### PROBLEM TO WORK ON
Each line of the material below should be reproduced exactly.

** start PROVIDED ENTRIES **

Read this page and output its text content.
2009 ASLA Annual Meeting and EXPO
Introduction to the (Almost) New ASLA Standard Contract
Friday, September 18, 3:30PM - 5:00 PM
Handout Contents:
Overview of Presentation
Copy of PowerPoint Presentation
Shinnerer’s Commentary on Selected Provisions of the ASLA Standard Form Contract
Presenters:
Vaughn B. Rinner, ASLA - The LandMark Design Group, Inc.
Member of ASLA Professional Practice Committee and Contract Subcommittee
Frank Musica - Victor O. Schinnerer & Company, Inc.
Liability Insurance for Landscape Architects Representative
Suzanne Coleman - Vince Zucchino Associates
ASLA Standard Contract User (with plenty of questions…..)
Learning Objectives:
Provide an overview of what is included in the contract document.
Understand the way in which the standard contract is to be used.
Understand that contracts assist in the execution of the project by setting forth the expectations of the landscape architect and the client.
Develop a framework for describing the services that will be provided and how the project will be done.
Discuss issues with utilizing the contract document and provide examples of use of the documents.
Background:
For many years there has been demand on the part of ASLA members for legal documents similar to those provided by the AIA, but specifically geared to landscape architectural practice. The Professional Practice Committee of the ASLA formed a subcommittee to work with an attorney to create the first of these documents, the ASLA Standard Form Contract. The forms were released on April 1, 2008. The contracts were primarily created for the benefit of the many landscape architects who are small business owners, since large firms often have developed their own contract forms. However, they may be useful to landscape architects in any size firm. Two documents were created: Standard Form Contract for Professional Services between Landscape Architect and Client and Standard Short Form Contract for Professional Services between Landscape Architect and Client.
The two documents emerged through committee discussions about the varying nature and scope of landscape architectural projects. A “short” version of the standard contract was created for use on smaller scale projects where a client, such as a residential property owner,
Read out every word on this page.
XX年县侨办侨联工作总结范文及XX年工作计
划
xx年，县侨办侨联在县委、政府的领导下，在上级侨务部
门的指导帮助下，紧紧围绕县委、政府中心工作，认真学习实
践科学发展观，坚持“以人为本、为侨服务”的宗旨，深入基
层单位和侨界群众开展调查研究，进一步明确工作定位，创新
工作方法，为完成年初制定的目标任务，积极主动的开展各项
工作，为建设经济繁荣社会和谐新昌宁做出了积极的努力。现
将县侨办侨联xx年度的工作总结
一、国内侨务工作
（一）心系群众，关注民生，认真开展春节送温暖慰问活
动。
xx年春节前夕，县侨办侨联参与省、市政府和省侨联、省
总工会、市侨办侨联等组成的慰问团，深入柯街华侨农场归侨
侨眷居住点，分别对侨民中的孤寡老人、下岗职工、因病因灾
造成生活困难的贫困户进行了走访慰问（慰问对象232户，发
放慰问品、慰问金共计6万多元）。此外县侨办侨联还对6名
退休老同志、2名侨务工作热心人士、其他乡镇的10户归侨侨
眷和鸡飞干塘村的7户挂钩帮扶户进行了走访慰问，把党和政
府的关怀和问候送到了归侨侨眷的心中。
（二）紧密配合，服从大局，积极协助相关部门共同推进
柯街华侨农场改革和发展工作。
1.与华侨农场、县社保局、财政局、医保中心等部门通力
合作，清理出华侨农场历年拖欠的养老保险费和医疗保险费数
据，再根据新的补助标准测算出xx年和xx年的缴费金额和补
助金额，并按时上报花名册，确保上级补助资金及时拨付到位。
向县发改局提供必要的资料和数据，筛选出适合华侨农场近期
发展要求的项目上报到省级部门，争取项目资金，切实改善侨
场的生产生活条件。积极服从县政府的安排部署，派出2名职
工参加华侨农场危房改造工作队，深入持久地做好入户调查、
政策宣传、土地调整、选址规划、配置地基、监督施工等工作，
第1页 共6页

** end PROVIDED ENTRIES **

### EXERCISE SOLUTION
Read this page and output its text content.
2009 ASLA Annual Meeting and EXPO
Introduction to the (Almost) New ASLA Standard Contract
Friday, September 18, 3:30PM - 5:00 PM
Handout Contents:
Overview of Presentation
Copy of PowerPoint Presentation
Shinnerer’s Commentary on Selected Provisions of the ASLA Standard Form Contract
Presenters:
Vaughn B. Rinner, ASLA - The LandMark Design Group, Inc.
Member of ASLA Professional Practice Committee and Contract Subcommittee
Frank Musica - Victor O. Schinnerer & Company, Inc.
Liability Insurance for Landscape Architects Representative
Suzanne Coleman - Vince Zucchino Associates
ASLA Standard Contract User (with plenty of questions…..)
Learning Objectives:
Provide an overview of what is included in the contract document.
Understand the way in which the standard contract is to be used.
Understand that contracts assist in the execution of the project by setting forth the expectations of the landscape architect and the client.
Develop a framework for describing the services that will be provided and how the project will be done.
Discuss issues with utilizing the contract document and provide examples of use of the documents.
Background:
For many years there has been demand on the part of ASLA members for legal documents similar to those provided by the AIA, but specifically geared to landscape architectural practice. The Professional Practice Committee of the ASLA formed a subcommittee to work with an attorney to create the first of these documents, the ASLA Standard Form Contract. The forms were released on April 1, 2008. The contracts were primarily created for the benefit of the many landscape architects who are small business owners, since large firms often have developed their own contract forms. However, they may be useful to landscape architects in any size firm. Two documents were created: Standard Form Contract for Professional Services between Landscape Architect and Client and Standard Short Form Contract for Professional Services between Landscape Architect and Client.
The two documents emerged through committee discussions about the varying nature and scope of landscape architectural projects. A “short” version of the standard contract was created for use on smaller scale projects where a client, such as a residential property owner,
Read out every word on this page.
XX年县侨办侨联工作总结范文及XX年工作计
划
xx年，县侨办侨联在县委、政府的领导下，在上级侨务部
门的指导帮助下，紧紧围绕县委、政府中心工作，认真学习实
践科学发展观，坚持“以人为本、为侨服务”的宗旨，深入基
层单位和侨界群众开展调查研究，进一步明确工作定位，创新
工作方法，为完成年初制定的目标任务，积极主动的开展各项
工作，为建设经济繁荣社会和谐新昌宁做出了积极的努力。现
将县侨办侨联xx年度的工作总结
一、国内侨务工作
（一）心系群众，关注民生，认真开展春节送温暖慰问活
动。
xx年春节前夕，县侨办侨联参与省、市政府和省侨联、省
总工会、市侨办侨联等组成的慰问团，深入柯街华侨农场归侨
侨眷居住点，分别对侨民中的孤寡老人、下岗职工、因病因灾
造成生活困难的贫困户进行了走访慰问（慰问对象232户，发
放慰问品、慰问金共计6万多元）。此外县侨办侨联还对6名
退休老同志、2名侨务工作热心人士、其他乡镇的10户归侨侨
眷和鸡飞干塘村的7户挂钩帮扶户进行了走访慰问，把党和政
府的关怀和问候送到了归侨侨眷的心中。
（二）紧密配合，服从大局，积极协助相关部门共同推进
柯街华侨农场改革和发展工作。
1.与华侨农场、县社保局、财政局、医保中心等部门通力
合作，清理出华侨农场历年拖欠的养老保险费和医疗保险费数
据，再根据新的补助标准测算出xx年和xx年的缴费金额和补
助金额，并按时上报花名册，确保上级补助资金及时拨付到位。
向县发改局提供必要的资料和数据，筛选出适合华侨农场近期
发展要求的项目上报到省级部门，争取项目资金，切实改善侨
场的生产生活条件。积极服从县政府的安排部署，派出2名职
工参加华侨农场危房改造工作队，深入持久地做好入户调查、
政策宣传、土地调整、选址规划、配置地基、监督施工等工作，
第1页 共6页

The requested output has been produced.